*Stated goal*.
Extract every line in the entries below that contains the string "chart". Uppercase and lowercase must match exactly.
* START Given entries *
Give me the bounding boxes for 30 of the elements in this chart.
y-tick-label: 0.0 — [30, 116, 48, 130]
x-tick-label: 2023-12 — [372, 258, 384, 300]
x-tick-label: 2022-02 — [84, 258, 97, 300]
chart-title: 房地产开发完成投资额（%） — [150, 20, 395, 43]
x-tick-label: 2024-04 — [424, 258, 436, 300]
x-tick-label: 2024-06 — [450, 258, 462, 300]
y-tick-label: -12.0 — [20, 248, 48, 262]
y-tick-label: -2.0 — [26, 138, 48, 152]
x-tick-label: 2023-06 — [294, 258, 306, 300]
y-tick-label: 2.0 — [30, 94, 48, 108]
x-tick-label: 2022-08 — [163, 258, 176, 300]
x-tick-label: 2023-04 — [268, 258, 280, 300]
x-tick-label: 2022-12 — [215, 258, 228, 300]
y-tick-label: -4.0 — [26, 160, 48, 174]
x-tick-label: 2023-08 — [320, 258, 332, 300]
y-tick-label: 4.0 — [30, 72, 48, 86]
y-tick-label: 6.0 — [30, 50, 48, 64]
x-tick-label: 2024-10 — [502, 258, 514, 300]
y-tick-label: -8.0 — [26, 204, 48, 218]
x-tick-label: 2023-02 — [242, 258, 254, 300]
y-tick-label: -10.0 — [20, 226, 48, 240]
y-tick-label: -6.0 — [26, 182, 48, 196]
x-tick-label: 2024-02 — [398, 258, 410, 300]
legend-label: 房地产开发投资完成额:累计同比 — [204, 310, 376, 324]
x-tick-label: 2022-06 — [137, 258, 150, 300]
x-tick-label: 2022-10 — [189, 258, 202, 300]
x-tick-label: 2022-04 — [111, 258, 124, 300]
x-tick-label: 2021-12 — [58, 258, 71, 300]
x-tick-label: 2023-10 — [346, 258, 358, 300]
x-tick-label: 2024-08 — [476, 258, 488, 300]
* END Given entries *
*Exercise response*.
Give me the bounding boxes for 30 of the elements in this chart.
chart-title: 房地产开发完成投资额（%） — [150, 20, 395, 43]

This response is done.